-- Begin RECORD LIST --

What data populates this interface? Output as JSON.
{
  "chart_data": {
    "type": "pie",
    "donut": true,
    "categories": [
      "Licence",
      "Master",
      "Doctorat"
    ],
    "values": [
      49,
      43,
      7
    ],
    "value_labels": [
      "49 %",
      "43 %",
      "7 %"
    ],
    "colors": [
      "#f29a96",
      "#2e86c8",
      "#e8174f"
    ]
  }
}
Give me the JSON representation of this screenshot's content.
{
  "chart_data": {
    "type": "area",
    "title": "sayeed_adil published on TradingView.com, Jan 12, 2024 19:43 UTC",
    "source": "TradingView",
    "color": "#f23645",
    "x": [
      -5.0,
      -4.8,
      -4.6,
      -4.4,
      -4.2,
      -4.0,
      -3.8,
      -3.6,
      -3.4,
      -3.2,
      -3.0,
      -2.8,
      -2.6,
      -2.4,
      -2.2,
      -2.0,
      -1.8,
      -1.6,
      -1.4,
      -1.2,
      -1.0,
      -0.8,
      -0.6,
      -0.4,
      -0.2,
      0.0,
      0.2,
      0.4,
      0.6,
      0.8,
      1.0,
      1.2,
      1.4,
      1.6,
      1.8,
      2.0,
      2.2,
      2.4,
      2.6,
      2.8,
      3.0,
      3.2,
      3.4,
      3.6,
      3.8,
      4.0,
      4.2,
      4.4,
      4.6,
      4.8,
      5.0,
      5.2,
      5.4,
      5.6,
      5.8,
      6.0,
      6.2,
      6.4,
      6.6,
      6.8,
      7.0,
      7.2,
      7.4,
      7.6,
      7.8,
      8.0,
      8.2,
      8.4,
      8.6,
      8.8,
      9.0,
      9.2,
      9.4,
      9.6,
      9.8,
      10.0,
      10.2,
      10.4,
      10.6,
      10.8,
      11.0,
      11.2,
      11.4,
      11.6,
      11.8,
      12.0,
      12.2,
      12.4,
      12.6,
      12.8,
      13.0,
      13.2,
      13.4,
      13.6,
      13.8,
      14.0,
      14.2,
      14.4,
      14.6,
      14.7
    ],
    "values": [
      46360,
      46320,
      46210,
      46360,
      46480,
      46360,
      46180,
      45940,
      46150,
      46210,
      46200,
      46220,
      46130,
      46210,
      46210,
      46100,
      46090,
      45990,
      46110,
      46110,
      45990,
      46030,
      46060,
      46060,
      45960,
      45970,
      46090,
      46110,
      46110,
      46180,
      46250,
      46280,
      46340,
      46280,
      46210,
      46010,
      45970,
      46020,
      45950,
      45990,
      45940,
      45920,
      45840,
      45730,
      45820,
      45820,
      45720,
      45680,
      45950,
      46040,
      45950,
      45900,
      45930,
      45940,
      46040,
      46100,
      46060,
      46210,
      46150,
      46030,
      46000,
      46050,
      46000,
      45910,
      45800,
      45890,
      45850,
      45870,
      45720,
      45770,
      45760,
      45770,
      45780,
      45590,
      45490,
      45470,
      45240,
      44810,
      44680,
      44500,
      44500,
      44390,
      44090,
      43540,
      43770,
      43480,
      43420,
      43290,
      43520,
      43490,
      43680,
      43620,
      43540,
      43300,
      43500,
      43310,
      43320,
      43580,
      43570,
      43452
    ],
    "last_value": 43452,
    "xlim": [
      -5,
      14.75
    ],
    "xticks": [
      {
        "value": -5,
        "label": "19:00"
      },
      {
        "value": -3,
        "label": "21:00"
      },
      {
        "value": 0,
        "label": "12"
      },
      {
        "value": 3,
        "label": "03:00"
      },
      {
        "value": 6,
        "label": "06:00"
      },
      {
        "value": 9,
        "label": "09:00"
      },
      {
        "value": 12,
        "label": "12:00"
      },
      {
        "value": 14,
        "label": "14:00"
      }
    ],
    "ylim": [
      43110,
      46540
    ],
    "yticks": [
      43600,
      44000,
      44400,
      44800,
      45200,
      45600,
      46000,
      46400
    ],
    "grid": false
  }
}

-- End RECORD LIST --

__EXERCISE TASK__: From the material above, gather all lines that include the string "TradingView" and copy them.

__TASK RESULT__:
    "title": "sayeed_adil published on TradingView.com, Jan 12, 2024 19:43 UTC",
    "source": "TradingView",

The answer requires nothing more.